MATERIAL FOR THIS TASK:
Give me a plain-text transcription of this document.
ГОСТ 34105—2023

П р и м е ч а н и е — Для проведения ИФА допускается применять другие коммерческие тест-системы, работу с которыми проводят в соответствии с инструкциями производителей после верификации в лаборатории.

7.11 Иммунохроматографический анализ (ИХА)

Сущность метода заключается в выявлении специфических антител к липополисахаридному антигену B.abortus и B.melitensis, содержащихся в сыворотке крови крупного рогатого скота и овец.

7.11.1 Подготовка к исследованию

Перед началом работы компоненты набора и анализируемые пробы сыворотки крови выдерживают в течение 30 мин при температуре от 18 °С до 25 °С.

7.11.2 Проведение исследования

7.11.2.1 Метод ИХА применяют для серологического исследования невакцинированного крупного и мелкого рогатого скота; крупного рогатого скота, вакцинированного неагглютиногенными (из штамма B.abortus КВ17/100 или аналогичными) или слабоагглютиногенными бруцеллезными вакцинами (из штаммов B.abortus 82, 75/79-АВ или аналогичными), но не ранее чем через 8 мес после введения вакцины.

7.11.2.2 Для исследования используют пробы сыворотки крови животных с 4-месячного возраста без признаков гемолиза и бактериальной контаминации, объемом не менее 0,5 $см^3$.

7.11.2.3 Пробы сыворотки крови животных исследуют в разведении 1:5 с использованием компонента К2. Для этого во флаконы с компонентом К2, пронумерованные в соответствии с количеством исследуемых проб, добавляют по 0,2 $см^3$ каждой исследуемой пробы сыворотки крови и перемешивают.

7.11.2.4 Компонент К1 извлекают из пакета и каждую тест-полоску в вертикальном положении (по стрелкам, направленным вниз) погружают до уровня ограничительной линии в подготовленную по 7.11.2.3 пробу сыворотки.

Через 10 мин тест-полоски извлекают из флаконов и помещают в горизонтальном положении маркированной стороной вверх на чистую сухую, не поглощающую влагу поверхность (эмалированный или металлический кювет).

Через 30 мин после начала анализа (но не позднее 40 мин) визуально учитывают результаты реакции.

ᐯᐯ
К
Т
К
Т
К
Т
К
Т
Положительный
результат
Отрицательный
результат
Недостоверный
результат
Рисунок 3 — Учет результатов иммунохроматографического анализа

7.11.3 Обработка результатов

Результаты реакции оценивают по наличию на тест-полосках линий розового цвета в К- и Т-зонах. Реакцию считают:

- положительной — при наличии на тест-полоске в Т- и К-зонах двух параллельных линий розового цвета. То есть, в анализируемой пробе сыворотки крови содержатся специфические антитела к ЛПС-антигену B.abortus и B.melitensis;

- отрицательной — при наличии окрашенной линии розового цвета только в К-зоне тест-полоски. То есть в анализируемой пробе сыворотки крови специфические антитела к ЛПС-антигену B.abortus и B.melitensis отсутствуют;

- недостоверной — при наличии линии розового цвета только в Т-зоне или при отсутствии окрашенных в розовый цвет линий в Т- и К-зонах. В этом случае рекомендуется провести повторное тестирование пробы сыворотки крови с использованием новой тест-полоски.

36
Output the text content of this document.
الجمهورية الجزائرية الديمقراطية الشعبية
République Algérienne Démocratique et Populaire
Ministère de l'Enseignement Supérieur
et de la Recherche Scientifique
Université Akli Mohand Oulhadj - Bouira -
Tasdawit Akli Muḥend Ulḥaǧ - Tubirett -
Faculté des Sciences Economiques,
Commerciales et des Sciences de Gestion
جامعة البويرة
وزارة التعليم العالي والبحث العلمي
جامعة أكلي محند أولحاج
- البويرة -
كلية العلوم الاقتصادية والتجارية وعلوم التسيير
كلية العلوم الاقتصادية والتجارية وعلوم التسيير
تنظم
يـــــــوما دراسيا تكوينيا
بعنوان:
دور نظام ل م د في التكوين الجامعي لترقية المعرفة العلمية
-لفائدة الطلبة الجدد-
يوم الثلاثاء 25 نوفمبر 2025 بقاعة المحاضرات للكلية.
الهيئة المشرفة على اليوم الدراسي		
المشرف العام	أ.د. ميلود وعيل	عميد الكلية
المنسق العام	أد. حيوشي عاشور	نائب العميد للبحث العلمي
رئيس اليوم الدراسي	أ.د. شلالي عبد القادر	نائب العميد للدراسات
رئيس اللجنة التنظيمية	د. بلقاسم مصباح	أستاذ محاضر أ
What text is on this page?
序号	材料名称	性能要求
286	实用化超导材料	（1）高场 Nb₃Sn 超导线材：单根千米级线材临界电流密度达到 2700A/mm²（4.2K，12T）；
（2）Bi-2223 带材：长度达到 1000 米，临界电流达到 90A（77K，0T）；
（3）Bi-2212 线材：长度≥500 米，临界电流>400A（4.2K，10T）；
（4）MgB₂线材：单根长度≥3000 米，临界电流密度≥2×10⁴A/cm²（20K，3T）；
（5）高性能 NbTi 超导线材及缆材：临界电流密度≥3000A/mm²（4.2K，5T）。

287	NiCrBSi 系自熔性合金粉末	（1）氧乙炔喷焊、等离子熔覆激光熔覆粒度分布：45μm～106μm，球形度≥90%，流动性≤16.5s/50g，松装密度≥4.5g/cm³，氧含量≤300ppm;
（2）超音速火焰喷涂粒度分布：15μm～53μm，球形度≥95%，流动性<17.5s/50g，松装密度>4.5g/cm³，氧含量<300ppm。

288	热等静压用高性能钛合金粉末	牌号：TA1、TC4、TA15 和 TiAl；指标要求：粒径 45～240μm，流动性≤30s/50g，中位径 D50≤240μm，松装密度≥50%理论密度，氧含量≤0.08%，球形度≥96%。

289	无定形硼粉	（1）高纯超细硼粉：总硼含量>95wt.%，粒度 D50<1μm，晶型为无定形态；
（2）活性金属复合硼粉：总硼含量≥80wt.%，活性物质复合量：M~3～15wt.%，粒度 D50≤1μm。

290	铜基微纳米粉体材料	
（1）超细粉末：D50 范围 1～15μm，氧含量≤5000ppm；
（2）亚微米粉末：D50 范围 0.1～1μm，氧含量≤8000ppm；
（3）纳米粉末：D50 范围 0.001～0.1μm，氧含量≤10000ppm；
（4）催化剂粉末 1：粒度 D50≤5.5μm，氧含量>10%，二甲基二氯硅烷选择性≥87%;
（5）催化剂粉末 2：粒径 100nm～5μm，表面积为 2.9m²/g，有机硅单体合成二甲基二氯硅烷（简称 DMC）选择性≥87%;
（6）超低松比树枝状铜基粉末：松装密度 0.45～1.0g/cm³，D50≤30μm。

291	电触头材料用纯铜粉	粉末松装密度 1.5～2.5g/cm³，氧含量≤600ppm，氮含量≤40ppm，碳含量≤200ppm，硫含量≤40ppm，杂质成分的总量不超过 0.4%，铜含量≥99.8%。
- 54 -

YOUR INSTRUCTIONS: Transcribe the material exactly as it reads.

RESPONSE TO THIS EXERCISE:
Give me a plain-text transcription of this document.
ГОСТ 34105—2023

П р и м е ч а н и е — Для проведения ИФА допускается применять другие коммерческие тест-системы, работу с которыми проводят в соответствии с инструкциями производителей после верификации в лаборатории.

7.11 Иммунохроматографический анализ (ИХА)

Сущность метода заключается в выявлении специфических антител к липополисахаридному антигену B.abortus и B.melitensis, содержащихся в сыворотке крови крупного рогатого скота и овец.

7.11.1 Подготовка к исследованию

Перед началом работы компоненты набора и анализируемые пробы сыворотки крови выдерживают в течение 30 мин при температуре от 18 °С до 25 °С.

7.11.2 Проведение исследования

7.11.2.1 Метод ИХА применяют для серологического исследования невакцинированного крупного и мелкого рогатого скота; крупного рогатого скота, вакцинированного неагглютиногенными (из штамма B.abortus КВ17/100 или аналогичными) или слабоагглютиногенными бруцеллезными вакцинами (из штаммов B.abortus 82, 75/79-АВ или аналогичными), но не ранее чем через 8 мес после введения вакцины.

7.11.2.2 Для исследования используют пробы сыворотки крови животных с 4-месячного возраста без признаков гемолиза и бактериальной контаминации, объемом не менее 0,5 $см^3$.

7.11.2.3 Пробы сыворотки крови животных исследуют в разведении 1:5 с использованием компонента К2. Для этого во флаконы с компонентом К2, пронумерованные в соответствии с количеством исследуемых проб, добавляют по 0,2 $см^3$ каждой исследуемой пробы сыворотки крови и перемешивают.

7.11.2.4 Компонент К1 извлекают из пакета и каждую тест-полоску в вертикальном положении (по стрелкам, направленным вниз) погружают до уровня ограничительной линии в подготовленную по 7.11.2.3 пробу сыворотки.

Через 10 мин тест-полоски извлекают из флаконов и помещают в горизонтальном положении маркированной стороной вверх на чистую сухую, не поглощающую влагу поверхность (эмалированный или металлический кювет).

Через 30 мин после начала анализа (но не позднее 40 мин) визуально учитывают результаты реакции.

ᐯᐯ
К
Т
К
Т
К
Т
К
Т
Положительный
результат
Отрицательный
результат
Недостоверный
результат
Рисунок 3 — Учет результатов иммунохроматографического анализа

7.11.3 Обработка результатов

Результаты реакции оценивают по наличию на тест-полосках линий розового цвета в К- и Т-зонах. Реакцию считают:

- положительной — при наличии на тест-полоске в Т- и К-зонах двух параллельных линий розового цвета. То есть, в анализируемой пробе сыворотки крови содержатся специфические антитела к ЛПС-антигену B.abortus и B.melitensis;

- отрицательной — при наличии окрашенной линии розового цвета только в К-зоне тест-полоски. То есть в анализируемой пробе сыворотки крови специфические антитела к ЛПС-антигену B.abortus и B.melitensis отсутствуют;

- недостоверной — при наличии линии розового цвета только в Т-зоне или при отсутствии окрашенных в розовый цвет линий в Т- и К-зонах. В этом случае рекомендуется провести повторное тестирование пробы сыворотки крови с использованием новой тест-полоски.

36
Output the text content of this document.
الجمهورية الجزائرية الديمقراطية الشعبية
République Algérienne Démocratique et Populaire
Ministère de l'Enseignement Supérieur
et de la Recherche Scientifique
Université Akli Mohand Oulhadj - Bouira -
Tasdawit Akli Muḥend Ulḥaǧ - Tubirett -
Faculté des Sciences Economiques,
Commerciales et des Sciences de Gestion
جامعة البويرة
وزارة التعليم العالي والبحث العلمي
جامعة أكلي محند أولحاج
- البويرة -
كلية العلوم الاقتصادية والتجارية وعلوم التسيير
كلية العلوم الاقتصادية والتجارية وعلوم التسيير
تنظم
يـــــــوما دراسيا تكوينيا
بعنوان:
دور نظام ل م د في التكوين الجامعي لترقية المعرفة العلمية
-لفائدة الطلبة الجدد-
يوم الثلاثاء 25 نوفمبر 2025 بقاعة المحاضرات للكلية.
الهيئة المشرفة على اليوم الدراسي		
المشرف العام	أ.د. ميلود وعيل	عميد الكلية
المنسق العام	أد. حيوشي عاشور	نائب العميد للبحث العلمي
رئيس اليوم الدراسي	أ.د. شلالي عبد القادر	نائب العميد للدراسات
رئيس اللجنة التنظيمية	د. بلقاسم مصباح	أستاذ محاضر أ
What text is on this page?
序号	材料名称	性能要求
286	实用化超导材料	（1）高场 Nb₃Sn 超导线材：单根千米级线材临界电流密度达到 2700A/mm²（4.2K，12T）；
（2）Bi-2223 带材：长度达到 1000 米，临界电流达到 90A（77K，0T）；
（3）Bi-2212 线材：长度≥500 米，临界电流>400A（4.2K，10T）；
（4）MgB₂线材：单根长度≥3000 米，临界电流密度≥2×10⁴A/cm²（20K，3T）；
（5）高性能 NbTi 超导线材及缆材：临界电流密度≥3000A/mm²（4.2K，5T）。

287	NiCrBSi 系自熔性合金粉末	（1）氧乙炔喷焊、等离子熔覆激光熔覆粒度分布：45μm～106μm，球形度≥90%，流动性≤16.5s/50g，松装密度≥4.5g/cm³，氧含量≤300ppm;
（2）超音速火焰喷涂粒度分布：15μm～53μm，球形度≥95%，流动性<17.5s/50g，松装密度>4.5g/cm³，氧含量<300ppm。

288	热等静压用高性能钛合金粉末	牌号：TA1、TC4、TA15 和 TiAl；指标要求：粒径 45～240μm，流动性≤30s/50g，中位径 D50≤240μm，松装密度≥50%理论密度，氧含量≤0.08%，球形度≥96%。

289	无定形硼粉	（1）高纯超细硼粉：总硼含量>95wt.%，粒度 D50<1μm，晶型为无定形态；
（2）活性金属复合硼粉：总硼含量≥80wt.%，活性物质复合量：M~3～15wt.%，粒度 D50≤1μm。

290	铜基微纳米粉体材料	
（1）超细粉末：D50 范围 1～15μm，氧含量≤5000ppm；
（2）亚微米粉末：D50 范围 0.1～1μm，氧含量≤8000ppm；
（3）纳米粉末：D50 范围 0.001～0.1μm，氧含量≤10000ppm；
（4）催化剂粉末 1：粒度 D50≤5.5μm，氧含量>10%，二甲基二氯硅烷选择性≥87%;
（5）催化剂粉末 2：粒径 100nm～5μm，表面积为 2.9m²/g，有机硅单体合成二甲基二氯硅烷（简称 DMC）选择性≥87%;
（6）超低松比树枝状铜基粉末：松装密度 0.45～1.0g/cm³，D50≤30μm。

291	电触头材料用纯铜粉	粉末松装密度 1.5～2.5g/cm³，氧含量≤600ppm，氮含量≤40ppm，碳含量≤200ppm，硫含量≤40ppm，杂质成分的总量不超过 0.4%，铜含量≥99.8%。
- 54 -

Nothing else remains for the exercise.